Objective: In the records below, find the line containing "Decode this image"; copy exactly that line and all lines after it to the end, and nothing else.

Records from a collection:

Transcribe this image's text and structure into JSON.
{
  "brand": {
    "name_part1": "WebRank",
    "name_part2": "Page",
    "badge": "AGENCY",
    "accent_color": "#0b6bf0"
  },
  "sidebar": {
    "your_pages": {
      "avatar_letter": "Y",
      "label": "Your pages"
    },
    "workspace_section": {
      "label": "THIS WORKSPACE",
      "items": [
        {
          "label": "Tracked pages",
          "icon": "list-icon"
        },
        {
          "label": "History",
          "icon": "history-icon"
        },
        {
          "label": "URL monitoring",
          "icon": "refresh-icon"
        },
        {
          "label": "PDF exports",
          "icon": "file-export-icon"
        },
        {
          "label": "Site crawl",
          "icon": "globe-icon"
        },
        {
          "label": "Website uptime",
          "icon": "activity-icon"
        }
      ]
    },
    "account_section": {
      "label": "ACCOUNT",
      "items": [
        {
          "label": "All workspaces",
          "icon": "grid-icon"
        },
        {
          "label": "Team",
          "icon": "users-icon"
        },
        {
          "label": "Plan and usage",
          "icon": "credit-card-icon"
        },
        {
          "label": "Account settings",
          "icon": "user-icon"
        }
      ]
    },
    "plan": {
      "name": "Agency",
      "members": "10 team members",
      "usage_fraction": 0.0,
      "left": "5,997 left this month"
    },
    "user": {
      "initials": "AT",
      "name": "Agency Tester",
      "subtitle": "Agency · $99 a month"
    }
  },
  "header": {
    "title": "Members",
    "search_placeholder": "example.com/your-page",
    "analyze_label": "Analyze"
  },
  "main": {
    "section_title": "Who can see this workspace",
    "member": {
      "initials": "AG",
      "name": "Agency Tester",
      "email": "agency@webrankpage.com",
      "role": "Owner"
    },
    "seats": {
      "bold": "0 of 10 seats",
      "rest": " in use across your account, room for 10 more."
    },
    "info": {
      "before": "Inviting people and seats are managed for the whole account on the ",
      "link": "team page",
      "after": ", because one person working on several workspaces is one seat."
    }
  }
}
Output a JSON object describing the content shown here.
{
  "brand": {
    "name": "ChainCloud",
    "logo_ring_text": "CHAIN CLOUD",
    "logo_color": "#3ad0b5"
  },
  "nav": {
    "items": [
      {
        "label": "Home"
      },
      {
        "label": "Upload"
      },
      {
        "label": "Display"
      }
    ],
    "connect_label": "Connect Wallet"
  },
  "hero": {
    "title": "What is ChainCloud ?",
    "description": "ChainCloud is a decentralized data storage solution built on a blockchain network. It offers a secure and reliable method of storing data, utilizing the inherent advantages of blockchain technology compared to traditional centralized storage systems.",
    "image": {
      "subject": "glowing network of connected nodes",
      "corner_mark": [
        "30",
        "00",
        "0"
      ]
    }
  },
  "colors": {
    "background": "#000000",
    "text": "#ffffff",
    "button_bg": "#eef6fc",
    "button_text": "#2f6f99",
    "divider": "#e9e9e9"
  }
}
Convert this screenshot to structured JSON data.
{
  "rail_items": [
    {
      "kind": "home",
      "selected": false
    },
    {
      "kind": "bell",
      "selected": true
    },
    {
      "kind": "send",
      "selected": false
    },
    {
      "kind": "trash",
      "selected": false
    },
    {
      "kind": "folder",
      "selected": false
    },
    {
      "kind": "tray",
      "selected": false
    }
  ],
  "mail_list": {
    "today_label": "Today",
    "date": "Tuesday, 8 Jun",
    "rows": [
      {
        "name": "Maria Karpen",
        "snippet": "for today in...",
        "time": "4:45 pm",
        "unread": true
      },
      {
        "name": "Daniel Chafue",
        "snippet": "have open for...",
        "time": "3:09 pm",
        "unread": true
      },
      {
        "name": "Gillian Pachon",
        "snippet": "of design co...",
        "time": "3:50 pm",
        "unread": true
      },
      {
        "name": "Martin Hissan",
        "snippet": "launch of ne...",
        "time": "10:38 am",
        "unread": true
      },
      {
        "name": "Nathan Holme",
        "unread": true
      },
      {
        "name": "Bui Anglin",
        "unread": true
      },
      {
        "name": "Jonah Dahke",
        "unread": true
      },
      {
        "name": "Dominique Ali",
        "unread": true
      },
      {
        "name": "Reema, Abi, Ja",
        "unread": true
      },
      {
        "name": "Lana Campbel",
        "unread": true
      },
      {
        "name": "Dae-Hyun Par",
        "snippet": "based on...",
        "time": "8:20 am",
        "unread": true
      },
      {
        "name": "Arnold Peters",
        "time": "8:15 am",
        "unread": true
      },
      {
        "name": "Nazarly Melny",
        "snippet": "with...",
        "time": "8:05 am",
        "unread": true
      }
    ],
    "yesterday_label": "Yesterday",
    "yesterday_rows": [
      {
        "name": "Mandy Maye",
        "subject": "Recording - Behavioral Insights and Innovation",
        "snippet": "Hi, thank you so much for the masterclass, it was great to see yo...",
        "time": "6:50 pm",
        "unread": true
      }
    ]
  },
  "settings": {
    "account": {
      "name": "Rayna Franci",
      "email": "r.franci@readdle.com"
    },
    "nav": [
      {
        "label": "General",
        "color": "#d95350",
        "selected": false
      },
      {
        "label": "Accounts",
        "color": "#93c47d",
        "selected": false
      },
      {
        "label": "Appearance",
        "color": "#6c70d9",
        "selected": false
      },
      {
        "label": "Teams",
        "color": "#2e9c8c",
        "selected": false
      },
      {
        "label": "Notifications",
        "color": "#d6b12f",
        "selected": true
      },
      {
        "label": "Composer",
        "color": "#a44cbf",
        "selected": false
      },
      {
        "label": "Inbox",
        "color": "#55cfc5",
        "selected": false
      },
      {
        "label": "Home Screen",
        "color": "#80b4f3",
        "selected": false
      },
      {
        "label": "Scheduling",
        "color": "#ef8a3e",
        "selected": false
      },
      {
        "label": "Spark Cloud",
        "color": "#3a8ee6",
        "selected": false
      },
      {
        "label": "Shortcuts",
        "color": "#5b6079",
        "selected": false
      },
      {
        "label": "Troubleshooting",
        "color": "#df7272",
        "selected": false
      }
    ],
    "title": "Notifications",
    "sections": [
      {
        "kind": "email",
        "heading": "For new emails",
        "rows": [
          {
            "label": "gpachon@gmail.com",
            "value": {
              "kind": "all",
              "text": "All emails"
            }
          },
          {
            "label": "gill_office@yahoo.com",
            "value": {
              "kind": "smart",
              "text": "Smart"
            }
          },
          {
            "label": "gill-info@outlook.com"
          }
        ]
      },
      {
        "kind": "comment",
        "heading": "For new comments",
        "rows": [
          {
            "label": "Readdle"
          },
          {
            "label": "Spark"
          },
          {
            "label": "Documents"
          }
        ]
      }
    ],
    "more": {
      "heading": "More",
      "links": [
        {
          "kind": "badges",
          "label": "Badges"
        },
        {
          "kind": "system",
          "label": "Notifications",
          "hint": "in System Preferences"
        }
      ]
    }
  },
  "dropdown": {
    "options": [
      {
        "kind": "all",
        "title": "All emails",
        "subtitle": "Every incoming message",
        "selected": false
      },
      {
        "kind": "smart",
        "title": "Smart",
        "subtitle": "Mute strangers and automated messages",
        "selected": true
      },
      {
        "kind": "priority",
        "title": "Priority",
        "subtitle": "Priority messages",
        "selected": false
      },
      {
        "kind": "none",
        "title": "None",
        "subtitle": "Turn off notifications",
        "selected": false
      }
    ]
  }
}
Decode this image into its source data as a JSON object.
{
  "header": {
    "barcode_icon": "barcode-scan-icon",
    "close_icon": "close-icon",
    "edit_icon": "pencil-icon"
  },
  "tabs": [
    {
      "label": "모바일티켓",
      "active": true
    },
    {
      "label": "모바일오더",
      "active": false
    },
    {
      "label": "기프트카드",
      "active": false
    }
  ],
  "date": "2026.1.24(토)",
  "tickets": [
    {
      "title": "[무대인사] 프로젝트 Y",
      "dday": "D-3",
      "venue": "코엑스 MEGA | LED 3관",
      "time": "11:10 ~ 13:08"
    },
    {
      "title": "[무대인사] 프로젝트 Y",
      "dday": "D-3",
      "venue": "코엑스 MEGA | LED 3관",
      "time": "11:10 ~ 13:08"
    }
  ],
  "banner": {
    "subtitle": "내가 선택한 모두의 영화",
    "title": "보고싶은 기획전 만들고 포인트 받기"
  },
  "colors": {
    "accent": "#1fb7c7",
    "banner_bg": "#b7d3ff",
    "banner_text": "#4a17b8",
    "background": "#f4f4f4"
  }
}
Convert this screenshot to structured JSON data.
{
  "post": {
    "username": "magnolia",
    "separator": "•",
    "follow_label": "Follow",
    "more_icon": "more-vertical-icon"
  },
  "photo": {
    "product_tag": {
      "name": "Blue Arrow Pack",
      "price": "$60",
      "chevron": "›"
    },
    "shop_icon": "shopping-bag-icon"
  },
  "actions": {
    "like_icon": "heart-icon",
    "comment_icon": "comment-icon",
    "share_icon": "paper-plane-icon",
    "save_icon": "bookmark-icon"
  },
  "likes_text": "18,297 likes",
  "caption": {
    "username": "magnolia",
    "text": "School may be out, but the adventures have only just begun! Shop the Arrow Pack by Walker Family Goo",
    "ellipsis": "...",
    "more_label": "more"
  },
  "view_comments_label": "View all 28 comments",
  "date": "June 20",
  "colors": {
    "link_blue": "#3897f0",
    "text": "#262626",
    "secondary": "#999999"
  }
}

Answer for the task:
Decode this image into its source data as a JSON object.
{
  "header": {
    "barcode_icon": "barcode-scan-icon",
    "close_icon": "close-icon",
    "edit_icon": "pencil-icon"
  },
  "tabs": [
    {
      "label": "모바일티켓",
      "active": true
    },
    {
      "label": "모바일오더",
      "active": false
    },
    {
      "label": "기프트카드",
      "active": false
    }
  ],
  "date": "2026.1.24(토)",
  "tickets": [
    {
      "title": "[무대인사] 프로젝트 Y",
      "dday": "D-3",
      "venue": "코엑스 MEGA | LED 3관",
      "time": "11:10 ~ 13:08"
    },
    {
      "title": "[무대인사] 프로젝트 Y",
      "dday": "D-3",
      "venue": "코엑스 MEGA | LED 3관",
      "time": "11:10 ~ 13:08"
    }
  ],
  "banner": {
    "subtitle": "내가 선택한 모두의 영화",
    "title": "보고싶은 기획전 만들고 포인트 받기"
  },
  "colors": {
    "accent": "#1fb7c7",
    "banner_bg": "#b7d3ff",
    "banner_text": "#4a17b8",
    "background": "#f4f4f4"
  }
}
Convert this screenshot to structured JSON data.
{
  "post": {
    "username": "magnolia",
    "separator": "•",
    "follow_label": "Follow",
    "more_icon": "more-vertical-icon"
  },
  "photo": {
    "product_tag": {
      "name": "Blue Arrow Pack",
      "price": "$60",
      "chevron": "›"
    },
    "shop_icon": "shopping-bag-icon"
  },
  "actions": {
    "like_icon": "heart-icon",
    "comment_icon": "comment-icon",
    "share_icon": "paper-plane-icon",
    "save_icon": "bookmark-icon"
  },
  "likes_text": "18,297 likes",
  "caption": {
    "username": "magnolia",
    "text": "School may be out, but the adventures have only just begun! Shop the Arrow Pack by Walker Family Goo",
    "ellipsis": "...",
    "more_label": "more"
  },
  "view_comments_label": "View all 28 comments",
  "date": "June 20",
  "colors": {
    "link_blue": "#3897f0",
    "text": "#262626",
    "secondary": "#999999"
  }
}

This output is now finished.